- _EXTRACT PROVIDED_:
▼

This study of community-based adults demonstrated that Modic type 2 change is by far the most prevalent Modic change, and is associated with reduced intervertebral disc height of the lumbar spine. While increased fat mass was associated with a higher risk of Modic type 2 change, increased fat free mass tended to protect against this lesion. Moreover, distribution of body fat was important; with a gynoid pattern protecting against Modic type 2 change, and an android pattern of fat distribution increasing the risk of this lesion. Such findings suggest that Modic type 2 change, which histologically represents fat replacement of marrow, might have a metabolic component in its aetiology.
This study supports previous reports of a higher prevalence of Modic type 2 change at the L4-5 and L5-S1 level in the general community [5, 12, 17]. Moreover, past studies have demonstrated that Modic change occurs at sites of degenerative disc disease [1, 2, 10, 11]. Nevertheless, the definition of degenerative disc disease is broad and incorporates a multitude of radiological features including disc protrusion, herniation and reduced intervertebral disc height. No study has examined the associations between Modic change and individual radiological features of disc degeneration. We have used intervertebral disc height as a measure of disc degeneration. We recently demonstrated a negative dose–response relationship between increasing severity of disc degeneration with a reduction in intervertebral disc height [18]. The utility of intervertebral disc height as a quantitative and continuous measure enabled us to sensitively examine the relationships between intervertebral disc height and Modic lesions. For instance, we have shown that a reduction in intervertebral disc height is associated with Modic type 2 change in the adjacent vertebrae of the low lumbar spine, as well as the total and average intervertebral disc height of the lumbar spine. For every 1 mm reduction in the average disc height of the lumbar spine, there was a 1.6 times (95 % CI 1.1 to 2.3) increased risk of Modic change in the lumbar spine. Since the intervertebral disc abutting the vertebral endplates is comprised of avascular fibrocartilage, it is possible that the histological features of fatty replacement of the bone marrow that characterizes progressive Modic change [1, 2] impedes nutritional support to the intervertebral disc with resultant disc degeneration and loss of disc height. Alternatively, reduced intervertebral disc height may attenuate the cushioning effect and load redistribution to adjacent vertebrae, resulting in Modic change. The cross-sectional design of this study cannot however determine whether reduced intervertebral disc height is a cause or result of Modic change and longitudinal studies are required to explore a causal relationship.

▲

- _TASK SET_:
a. In the passage on Modic change and lumbar disc height, swap "aetiology" for "etiology" and write out the stretch between "This study of" and "in its aetiology.", inclusive.
b. Supply the next part of the passage on Modic change and lumbar disc height, starting after its final sentence.
The records play no part in this work.

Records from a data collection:
▼

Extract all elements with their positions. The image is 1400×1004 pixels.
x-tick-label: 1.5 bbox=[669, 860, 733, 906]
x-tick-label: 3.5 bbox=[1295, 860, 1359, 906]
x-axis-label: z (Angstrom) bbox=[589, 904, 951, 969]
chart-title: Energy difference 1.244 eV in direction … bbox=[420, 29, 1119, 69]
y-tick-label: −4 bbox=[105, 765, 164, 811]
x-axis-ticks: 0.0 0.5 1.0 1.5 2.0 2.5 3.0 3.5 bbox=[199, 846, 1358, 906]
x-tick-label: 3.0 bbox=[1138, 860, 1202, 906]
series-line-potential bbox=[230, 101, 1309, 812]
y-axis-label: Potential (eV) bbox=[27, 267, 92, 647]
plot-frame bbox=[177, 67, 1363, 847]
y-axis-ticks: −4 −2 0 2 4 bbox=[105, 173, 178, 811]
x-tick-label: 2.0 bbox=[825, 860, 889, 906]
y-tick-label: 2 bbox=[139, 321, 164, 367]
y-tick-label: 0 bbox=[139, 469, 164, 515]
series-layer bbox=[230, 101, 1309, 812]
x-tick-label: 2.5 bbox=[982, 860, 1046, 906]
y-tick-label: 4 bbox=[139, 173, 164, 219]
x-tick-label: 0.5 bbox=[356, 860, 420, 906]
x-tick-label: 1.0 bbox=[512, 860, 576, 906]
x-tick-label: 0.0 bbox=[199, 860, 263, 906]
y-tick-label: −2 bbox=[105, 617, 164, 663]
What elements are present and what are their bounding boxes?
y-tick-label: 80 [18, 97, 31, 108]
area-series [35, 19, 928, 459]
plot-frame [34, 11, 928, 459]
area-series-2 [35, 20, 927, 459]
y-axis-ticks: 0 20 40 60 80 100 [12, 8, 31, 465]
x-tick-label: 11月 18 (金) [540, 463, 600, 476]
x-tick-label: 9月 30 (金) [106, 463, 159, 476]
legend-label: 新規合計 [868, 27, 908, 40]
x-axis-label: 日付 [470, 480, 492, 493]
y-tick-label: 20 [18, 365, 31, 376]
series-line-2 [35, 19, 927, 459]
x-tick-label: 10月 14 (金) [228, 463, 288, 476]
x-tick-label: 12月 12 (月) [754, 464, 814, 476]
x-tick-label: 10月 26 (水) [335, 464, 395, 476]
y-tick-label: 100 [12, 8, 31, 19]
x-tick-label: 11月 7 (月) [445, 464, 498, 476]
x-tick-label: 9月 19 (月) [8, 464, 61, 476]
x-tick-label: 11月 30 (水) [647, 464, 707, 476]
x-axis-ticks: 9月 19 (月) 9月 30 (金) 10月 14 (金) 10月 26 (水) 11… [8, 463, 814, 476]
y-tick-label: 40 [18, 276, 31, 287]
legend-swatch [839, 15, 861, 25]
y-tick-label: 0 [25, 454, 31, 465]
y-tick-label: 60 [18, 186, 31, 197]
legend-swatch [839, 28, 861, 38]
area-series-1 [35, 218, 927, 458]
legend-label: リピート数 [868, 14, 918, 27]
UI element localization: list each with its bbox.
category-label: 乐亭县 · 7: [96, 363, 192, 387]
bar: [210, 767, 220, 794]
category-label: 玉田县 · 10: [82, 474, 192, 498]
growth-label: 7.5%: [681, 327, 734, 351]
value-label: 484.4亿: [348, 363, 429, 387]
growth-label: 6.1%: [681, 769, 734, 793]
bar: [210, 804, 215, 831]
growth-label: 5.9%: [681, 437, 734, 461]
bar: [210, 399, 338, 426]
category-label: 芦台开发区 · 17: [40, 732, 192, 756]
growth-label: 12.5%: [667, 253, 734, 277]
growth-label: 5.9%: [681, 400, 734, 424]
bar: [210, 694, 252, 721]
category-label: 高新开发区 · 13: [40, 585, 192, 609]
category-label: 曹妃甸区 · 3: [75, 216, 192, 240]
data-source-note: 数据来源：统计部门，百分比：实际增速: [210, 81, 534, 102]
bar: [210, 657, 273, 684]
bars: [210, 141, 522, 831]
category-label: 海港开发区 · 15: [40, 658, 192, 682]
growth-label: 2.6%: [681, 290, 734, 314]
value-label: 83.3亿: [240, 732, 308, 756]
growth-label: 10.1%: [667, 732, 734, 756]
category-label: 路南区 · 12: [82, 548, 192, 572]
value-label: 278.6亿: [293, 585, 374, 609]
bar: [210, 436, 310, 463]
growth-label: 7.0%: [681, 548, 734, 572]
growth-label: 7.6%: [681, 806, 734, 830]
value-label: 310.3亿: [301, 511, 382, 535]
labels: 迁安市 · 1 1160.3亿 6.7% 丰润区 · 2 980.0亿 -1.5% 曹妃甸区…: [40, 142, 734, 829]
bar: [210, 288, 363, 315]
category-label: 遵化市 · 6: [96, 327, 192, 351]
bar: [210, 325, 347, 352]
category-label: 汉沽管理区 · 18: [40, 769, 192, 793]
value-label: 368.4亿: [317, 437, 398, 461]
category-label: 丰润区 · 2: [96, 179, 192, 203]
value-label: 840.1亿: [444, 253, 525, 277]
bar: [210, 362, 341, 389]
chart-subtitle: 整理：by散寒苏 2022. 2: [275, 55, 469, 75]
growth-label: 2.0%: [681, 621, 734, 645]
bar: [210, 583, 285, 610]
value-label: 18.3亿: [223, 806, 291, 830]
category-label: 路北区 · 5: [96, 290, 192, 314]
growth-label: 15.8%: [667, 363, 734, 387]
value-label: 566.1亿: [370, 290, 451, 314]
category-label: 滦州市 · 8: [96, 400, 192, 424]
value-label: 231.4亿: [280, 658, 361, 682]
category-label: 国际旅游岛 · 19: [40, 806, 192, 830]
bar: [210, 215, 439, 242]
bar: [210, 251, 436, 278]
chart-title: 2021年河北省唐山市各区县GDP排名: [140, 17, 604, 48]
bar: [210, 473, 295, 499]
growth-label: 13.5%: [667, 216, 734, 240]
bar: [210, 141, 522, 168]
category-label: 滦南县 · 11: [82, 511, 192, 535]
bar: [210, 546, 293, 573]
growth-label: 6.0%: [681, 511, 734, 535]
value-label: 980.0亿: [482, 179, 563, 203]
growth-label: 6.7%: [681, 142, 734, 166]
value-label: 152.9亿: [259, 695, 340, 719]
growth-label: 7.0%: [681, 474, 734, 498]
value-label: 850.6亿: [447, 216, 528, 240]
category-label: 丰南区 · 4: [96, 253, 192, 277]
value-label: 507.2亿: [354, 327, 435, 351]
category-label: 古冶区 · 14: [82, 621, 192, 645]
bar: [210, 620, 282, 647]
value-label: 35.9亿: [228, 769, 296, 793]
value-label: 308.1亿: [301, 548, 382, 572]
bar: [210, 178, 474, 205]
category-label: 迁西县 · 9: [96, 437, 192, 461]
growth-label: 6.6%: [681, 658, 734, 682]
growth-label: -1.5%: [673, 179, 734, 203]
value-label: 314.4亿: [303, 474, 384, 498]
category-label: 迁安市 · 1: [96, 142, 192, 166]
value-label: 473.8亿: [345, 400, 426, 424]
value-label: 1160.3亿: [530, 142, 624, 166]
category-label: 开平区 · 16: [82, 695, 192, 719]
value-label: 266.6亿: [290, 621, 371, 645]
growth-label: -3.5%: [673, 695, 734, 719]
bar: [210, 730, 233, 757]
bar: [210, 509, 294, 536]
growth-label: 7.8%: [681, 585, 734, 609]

▲

- _TASK RESULTS_:
a.
This study of community-based adults demonstrated that Modic type 2 change is by far the most prevalent Modic change, and is associated with reduced intervertebral disc height of the lumbar spine. While increased fat mass was associated with a higher risk of Modic type 2 change, increased fat free mass tended to protect against this lesion. Moreover, distribution of body fat was important; with a gynoid pattern protecting against Modic type 2 change, and an android pattern of fat distribution increasing the risk of this lesion. Such findings suggest that Modic type 2 change, which histologically represents fat replacement of marrow, might have a metabolic component in its etiology.

b.
Although not widely examined, BMI has not been shown to be associated with Modic change [12]. Nevertheless, BMI cannot discriminate adipose from non-adipose tissue. No previous study has examined whether body composition and fat distribution are associated with spinal structural change. In the current study, we observed an increased risk of Modic type 2 change in relation to greater fat mass but a reduced risk for this lesion associated with greater fat free mass. Such findings demonstrate the potential importance of body composition in the pathogenesis of structural abnormalities in the low back. Additionally, this study has also shown that the distribution of body fat is a determinant of Modic type 2 change. Whereas a gynoid pattern of fat distribution protected against the presence of Modic change, an android pattern increased the risk of Modic change in the lumbar spine. Android fat accumulates in the upper and central body, particularly the abdomen, while gynoid fat accumulates in the lower body, particularly the hips and thighs.
Compared with the gynoid pattern, the android pattern of fat distribution is considered to be more metabolically active and has been associated with increased risk of cardiovascular disease [19, 20], abnormal lipid profiles and diastolic blood pressure [21]. It is also becoming increasingly recognized that the android pattern of fat distribution is an important determinant of the burden of musculoskeletal diseases and a recent study has shown that android fat is strongly associated with foot pain and disability [22]. Moreover, android fat has been associated with structural abnormalities at the knee, such as cartilage defects [23] and reduced cartilage volume [24]. Whereas non-specific back pathology has typically been considered to have a strong biomechanical component to its aetiology, these data provide evidence that Modic change may be related to metabolic processes. Nevertheless, we cannot exclude a biomechanical contribution to Modic change. It is possible that excess mass in the trunk increases axial loads, leading to structural abnormalities such as Modic change. Nevertheless, this biomechanical mechanism would not explain the protective association between gynoid fat distribution and Modic change.
The mechanism accounting for the relationship of body composition and fat distribution with Modic change is however, speculative. Histologically, Modic type 2 change is representative of fatty replacement of the bone marrow [1], and may therefore be closely linked to adiposity. Although previously considered a passive store of energy, adipose tissue is now recognized as a highly active metabolic structure that contributes to systemic inflammation, secreting a host of pro-inflammatory cytokines including tumor necrosis factor (TNF) and interleukin-6 (IL-6) [25]. Both TNF-alpha and IL-6 have been shown to be predominantly derived from the adipose bed located within the trunk and abdomen [26]. TNF immunoreactive cells have been shown to be present in greater number in people with Modic change, and particularly Modic type 1 change [27]. Whereas Modic type 1 change is considered inflammatory in nature and a source of low back pain, the natural history of Modic change in the lumbar spine suggests that the majority of type 1 lesions progress to type 2 [3–7]. Since body composition and fat distribution data was collected approximately 4 to 6 years prior to MRI assessment, it is possible that the systemic inflammation imparted by adiposity resulted in type 1 Modic change that, with the passage of time, progressed to Modic type 2 change seen in this study. Longitudinal studies may help to better elicit the natural history between body composition, fat distribution and the natural history of Modic change.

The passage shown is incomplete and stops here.